Do this
Single out each line with the word "state" and copy it.

** start Available data **

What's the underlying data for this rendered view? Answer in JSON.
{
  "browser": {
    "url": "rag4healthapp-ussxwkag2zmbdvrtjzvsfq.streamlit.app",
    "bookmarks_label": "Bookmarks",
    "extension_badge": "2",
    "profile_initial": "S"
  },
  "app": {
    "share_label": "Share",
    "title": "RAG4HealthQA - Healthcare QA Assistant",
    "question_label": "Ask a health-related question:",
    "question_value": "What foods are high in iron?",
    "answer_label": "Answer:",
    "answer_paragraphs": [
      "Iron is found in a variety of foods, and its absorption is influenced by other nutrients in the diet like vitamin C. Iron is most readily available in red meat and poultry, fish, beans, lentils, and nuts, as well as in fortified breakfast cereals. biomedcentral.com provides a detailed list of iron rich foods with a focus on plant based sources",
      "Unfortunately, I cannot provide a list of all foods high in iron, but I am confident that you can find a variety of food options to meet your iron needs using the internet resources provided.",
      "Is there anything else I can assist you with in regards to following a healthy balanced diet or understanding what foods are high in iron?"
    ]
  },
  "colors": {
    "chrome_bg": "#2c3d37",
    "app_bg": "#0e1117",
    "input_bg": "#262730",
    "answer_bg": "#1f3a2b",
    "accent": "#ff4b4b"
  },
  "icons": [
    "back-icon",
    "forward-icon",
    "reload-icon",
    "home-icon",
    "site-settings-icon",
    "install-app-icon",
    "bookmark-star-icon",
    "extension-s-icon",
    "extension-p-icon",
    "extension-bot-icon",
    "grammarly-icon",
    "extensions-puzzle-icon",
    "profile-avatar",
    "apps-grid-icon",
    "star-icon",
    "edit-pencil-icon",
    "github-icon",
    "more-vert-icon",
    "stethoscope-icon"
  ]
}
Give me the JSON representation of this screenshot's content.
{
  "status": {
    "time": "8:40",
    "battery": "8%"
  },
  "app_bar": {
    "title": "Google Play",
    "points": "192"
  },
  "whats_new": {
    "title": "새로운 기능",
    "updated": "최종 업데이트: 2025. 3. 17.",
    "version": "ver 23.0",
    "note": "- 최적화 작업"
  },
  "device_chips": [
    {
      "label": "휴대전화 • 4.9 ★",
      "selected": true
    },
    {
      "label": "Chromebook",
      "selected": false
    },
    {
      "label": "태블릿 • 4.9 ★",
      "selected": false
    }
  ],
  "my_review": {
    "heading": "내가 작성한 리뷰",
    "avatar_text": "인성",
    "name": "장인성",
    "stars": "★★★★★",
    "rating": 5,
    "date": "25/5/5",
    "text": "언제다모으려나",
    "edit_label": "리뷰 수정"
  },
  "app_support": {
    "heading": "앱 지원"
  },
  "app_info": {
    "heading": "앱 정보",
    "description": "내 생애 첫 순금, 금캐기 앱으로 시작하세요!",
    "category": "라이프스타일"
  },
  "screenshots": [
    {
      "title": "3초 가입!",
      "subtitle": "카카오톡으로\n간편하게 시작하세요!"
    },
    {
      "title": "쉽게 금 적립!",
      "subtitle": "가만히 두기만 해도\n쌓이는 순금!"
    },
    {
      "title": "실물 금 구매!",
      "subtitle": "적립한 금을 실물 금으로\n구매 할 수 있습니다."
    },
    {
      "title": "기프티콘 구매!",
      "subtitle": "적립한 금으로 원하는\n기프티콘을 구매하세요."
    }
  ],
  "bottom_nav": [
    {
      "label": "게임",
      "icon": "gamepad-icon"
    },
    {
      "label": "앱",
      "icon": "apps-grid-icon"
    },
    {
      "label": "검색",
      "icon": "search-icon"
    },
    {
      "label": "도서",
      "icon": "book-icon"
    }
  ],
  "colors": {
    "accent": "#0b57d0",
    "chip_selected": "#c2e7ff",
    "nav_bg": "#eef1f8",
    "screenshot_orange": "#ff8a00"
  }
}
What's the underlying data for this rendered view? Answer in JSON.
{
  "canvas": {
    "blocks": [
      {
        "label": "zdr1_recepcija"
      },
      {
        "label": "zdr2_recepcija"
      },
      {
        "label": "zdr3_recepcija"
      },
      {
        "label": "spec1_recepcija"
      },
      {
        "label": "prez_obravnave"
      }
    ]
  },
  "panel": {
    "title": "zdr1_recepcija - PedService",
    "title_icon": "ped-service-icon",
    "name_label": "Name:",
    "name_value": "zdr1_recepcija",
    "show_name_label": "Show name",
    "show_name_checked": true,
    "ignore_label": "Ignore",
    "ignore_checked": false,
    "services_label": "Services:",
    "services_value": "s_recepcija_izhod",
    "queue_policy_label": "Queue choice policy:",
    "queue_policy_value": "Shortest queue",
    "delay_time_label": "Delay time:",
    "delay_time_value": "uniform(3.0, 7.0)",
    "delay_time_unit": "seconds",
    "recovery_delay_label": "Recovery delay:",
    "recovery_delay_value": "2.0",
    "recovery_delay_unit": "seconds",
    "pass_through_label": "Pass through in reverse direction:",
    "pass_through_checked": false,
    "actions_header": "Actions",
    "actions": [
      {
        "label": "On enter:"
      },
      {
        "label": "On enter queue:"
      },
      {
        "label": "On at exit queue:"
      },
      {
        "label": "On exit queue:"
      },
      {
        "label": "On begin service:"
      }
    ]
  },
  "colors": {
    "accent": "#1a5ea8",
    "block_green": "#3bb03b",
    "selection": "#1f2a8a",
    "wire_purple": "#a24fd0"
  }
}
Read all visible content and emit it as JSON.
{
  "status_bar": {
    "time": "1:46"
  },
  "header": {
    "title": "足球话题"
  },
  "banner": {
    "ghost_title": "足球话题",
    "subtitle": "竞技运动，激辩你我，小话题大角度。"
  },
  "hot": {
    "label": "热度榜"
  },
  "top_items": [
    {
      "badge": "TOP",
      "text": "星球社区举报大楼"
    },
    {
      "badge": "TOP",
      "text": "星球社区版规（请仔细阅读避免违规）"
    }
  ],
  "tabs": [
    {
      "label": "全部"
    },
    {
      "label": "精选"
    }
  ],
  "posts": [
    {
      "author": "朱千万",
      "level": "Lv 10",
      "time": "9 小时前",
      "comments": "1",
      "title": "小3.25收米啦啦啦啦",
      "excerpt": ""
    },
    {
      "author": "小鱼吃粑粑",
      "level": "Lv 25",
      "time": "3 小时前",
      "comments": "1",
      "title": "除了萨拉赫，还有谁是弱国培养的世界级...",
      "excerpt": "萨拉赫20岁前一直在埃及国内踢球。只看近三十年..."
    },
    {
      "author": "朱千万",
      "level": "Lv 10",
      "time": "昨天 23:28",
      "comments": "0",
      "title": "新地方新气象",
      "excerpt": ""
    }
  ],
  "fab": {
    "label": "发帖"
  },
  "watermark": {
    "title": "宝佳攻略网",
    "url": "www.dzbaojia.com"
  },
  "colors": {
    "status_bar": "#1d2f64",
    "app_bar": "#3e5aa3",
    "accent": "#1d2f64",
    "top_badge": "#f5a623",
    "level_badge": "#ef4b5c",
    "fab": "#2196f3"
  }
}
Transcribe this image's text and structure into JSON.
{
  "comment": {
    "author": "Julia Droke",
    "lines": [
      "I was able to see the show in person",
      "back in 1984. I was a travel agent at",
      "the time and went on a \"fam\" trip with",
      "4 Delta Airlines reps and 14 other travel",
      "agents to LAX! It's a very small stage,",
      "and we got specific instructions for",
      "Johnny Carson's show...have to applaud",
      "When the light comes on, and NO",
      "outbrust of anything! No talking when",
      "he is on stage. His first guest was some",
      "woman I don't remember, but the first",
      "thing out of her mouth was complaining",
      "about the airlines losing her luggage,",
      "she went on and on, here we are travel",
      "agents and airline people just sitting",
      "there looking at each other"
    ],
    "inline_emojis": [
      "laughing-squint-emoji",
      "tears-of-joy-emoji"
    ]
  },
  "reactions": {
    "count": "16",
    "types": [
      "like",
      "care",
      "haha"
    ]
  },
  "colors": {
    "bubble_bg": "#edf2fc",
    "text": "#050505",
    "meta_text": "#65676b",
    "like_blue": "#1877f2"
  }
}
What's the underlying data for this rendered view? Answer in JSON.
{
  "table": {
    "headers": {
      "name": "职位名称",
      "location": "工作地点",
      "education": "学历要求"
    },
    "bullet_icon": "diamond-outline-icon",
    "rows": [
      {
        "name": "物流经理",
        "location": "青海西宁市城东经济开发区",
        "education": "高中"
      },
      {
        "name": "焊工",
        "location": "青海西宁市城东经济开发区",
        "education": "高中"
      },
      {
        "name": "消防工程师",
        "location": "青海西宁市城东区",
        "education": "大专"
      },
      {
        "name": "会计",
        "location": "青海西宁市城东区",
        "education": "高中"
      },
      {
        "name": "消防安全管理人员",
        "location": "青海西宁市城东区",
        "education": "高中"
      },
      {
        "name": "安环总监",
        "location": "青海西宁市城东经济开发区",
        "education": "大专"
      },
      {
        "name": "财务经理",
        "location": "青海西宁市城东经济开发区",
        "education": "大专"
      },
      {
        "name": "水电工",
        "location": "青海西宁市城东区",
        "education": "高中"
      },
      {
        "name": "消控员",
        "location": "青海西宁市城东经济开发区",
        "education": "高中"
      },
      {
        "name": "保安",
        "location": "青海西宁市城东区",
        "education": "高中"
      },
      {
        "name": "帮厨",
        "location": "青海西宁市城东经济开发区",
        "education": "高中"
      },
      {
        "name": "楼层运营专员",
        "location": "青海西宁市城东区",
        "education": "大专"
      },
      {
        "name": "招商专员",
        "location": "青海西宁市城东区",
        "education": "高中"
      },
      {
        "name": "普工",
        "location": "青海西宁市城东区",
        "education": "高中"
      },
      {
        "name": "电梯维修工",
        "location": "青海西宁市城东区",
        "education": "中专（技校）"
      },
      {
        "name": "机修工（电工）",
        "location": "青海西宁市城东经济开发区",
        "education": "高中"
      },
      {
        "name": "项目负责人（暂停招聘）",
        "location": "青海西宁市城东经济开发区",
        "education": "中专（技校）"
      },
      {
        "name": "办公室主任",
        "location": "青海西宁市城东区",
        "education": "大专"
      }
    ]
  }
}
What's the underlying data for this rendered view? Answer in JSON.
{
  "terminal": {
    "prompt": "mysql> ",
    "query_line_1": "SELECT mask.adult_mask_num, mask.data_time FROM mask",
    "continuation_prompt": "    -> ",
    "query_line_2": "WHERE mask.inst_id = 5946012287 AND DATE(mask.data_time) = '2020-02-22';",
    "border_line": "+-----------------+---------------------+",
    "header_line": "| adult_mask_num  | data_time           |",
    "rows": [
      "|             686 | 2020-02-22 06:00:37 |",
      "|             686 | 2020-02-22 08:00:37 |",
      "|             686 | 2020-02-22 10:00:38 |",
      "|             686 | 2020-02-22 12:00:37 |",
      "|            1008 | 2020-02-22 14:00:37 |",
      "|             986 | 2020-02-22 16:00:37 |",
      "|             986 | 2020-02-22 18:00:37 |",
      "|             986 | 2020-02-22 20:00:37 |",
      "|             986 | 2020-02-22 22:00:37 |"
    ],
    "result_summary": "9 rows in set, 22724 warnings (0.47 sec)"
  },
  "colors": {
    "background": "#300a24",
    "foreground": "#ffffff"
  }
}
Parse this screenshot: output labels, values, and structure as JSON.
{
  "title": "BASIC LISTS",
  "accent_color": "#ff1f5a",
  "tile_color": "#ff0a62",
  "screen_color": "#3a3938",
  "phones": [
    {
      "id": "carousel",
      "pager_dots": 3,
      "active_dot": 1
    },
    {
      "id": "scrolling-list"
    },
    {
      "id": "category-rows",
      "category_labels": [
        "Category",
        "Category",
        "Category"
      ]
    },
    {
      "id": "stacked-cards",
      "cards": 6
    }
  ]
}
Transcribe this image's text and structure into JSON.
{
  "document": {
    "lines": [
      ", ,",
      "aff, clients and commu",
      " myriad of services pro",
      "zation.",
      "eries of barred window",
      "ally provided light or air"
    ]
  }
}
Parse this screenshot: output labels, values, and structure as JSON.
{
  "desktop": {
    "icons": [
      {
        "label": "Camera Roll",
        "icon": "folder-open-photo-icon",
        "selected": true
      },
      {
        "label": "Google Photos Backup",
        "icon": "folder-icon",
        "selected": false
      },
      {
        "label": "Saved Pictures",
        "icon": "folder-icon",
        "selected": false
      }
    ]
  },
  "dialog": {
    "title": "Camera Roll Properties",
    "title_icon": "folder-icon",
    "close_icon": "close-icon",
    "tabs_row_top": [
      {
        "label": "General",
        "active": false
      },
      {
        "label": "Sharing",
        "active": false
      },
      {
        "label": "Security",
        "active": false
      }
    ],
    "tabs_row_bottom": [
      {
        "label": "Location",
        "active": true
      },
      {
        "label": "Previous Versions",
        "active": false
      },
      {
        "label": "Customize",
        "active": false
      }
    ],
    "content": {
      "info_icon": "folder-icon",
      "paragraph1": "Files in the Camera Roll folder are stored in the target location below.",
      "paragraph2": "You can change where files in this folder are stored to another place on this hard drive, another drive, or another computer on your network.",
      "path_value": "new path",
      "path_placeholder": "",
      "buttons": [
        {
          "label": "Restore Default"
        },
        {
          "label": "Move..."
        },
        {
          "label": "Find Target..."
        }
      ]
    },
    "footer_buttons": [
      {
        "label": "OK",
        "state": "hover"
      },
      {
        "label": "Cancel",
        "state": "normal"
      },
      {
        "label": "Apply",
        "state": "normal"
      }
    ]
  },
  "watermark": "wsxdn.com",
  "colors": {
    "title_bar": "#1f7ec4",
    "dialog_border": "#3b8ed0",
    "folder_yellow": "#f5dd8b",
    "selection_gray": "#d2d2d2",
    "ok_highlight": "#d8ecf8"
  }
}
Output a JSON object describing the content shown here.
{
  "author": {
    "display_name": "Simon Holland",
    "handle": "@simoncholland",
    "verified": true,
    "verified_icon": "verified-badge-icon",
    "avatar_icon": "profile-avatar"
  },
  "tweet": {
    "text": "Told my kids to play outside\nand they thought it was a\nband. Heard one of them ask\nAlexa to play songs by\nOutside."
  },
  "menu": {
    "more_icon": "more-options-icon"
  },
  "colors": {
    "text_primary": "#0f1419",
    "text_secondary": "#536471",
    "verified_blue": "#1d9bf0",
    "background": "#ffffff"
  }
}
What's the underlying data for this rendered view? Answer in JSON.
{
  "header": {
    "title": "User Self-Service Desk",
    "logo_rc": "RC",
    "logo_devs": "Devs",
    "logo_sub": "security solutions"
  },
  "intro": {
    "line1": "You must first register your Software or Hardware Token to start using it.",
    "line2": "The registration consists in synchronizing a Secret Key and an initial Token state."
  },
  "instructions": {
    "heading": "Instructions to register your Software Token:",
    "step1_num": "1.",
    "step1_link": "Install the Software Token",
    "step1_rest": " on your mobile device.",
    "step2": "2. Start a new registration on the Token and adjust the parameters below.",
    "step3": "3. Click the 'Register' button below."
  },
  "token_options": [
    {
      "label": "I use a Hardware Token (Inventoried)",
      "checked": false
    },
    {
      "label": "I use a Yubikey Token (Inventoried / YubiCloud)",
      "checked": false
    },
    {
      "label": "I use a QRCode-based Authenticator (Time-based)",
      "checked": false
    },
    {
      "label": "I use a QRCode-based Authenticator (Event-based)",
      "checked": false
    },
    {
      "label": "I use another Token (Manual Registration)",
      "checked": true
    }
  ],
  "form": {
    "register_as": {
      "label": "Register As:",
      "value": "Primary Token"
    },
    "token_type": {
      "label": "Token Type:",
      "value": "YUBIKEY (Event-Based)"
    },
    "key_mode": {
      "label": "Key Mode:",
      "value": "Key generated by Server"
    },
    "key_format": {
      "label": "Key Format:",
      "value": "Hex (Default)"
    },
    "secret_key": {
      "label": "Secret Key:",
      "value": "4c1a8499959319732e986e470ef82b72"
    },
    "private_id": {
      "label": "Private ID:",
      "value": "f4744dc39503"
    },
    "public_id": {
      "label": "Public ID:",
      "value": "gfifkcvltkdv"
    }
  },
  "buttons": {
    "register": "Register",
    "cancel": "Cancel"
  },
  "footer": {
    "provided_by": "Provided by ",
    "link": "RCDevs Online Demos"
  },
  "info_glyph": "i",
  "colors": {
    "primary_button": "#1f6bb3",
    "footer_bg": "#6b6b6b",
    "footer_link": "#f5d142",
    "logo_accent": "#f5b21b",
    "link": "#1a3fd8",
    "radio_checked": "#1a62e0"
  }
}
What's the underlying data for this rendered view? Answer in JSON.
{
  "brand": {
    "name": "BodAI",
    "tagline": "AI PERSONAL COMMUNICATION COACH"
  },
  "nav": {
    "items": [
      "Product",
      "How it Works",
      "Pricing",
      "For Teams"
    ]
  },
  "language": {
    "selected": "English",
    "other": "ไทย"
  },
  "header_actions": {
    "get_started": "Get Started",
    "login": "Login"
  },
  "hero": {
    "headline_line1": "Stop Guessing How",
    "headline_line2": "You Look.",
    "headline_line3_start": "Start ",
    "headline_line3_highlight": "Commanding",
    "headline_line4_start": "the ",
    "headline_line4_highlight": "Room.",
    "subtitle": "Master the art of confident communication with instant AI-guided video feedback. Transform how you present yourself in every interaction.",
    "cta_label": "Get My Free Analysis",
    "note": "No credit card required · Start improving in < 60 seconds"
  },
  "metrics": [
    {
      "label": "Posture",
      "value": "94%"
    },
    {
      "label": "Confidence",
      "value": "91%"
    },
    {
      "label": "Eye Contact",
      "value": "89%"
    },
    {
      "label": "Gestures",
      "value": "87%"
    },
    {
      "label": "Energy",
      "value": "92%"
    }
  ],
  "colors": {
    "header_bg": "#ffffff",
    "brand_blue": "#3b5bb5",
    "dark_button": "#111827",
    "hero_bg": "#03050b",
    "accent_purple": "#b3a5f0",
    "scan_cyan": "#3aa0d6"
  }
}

** end Available data **

Exercise answer
        "state": "hover"
        "state": "normal"
        "state": "normal"
    "line2": "The registration consists in synchronizing a Secret Key and an initial Token state."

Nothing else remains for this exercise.